WHAT THE EXERCISE ASKS
Collect all lines containing the word "giật" from the data.

Data entries
:::::

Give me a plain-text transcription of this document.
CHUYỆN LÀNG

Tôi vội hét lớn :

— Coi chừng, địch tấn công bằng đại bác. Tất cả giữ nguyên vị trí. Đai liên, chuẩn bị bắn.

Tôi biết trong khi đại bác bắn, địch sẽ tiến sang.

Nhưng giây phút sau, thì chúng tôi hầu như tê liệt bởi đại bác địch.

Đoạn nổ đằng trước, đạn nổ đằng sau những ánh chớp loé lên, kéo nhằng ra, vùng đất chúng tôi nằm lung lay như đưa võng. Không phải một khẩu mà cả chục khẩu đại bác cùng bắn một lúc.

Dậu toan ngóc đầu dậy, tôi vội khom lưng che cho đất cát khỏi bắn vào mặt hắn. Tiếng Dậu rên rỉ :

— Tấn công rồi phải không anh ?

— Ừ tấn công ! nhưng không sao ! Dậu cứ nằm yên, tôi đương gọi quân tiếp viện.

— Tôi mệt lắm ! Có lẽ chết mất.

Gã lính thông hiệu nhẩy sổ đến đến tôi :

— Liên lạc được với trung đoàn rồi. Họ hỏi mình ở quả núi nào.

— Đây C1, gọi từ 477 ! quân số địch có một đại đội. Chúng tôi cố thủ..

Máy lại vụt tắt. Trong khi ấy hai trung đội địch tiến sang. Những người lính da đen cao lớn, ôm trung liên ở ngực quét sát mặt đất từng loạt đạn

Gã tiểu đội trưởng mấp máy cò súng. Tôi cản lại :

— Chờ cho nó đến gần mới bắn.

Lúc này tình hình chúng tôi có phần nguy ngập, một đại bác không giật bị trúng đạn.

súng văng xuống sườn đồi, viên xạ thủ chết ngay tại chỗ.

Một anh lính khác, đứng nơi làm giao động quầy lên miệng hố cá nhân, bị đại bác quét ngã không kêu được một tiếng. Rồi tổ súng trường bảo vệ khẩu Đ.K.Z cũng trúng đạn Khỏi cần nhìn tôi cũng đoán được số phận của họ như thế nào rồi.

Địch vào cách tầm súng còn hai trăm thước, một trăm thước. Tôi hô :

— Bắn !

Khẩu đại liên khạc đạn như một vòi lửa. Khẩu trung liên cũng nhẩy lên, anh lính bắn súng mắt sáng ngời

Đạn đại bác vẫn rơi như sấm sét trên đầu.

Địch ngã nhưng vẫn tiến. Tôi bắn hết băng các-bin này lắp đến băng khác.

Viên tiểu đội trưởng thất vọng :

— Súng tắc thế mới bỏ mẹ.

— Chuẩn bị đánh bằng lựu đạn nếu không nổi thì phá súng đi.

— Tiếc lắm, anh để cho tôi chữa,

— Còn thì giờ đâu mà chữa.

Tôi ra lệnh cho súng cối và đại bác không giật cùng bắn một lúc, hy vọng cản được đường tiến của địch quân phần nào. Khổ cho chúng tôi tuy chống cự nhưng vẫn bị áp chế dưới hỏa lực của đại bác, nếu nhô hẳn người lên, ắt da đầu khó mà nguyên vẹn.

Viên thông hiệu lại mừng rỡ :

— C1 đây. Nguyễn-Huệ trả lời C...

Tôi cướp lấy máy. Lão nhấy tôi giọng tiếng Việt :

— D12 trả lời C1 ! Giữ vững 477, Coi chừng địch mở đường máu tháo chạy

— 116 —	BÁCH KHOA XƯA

:::::

REPLY TO THE TASK
Lúc này tình hình chúng tôi có phần nguy ngập, một đại bác không giật bị trúng đạn.
Tôi ra lệnh cho súng cối và đại bác không giật cùng bắn một lúc, hy vọng cản được đường tiến của địch quân phần nào. Khổ cho chúng tôi tuy chống cự nhưng vẫn bị áp chế dưới hỏa lực của đại bác, nếu nhô hẳn người lên, ắt da đầu khó mà nguyên vẹn.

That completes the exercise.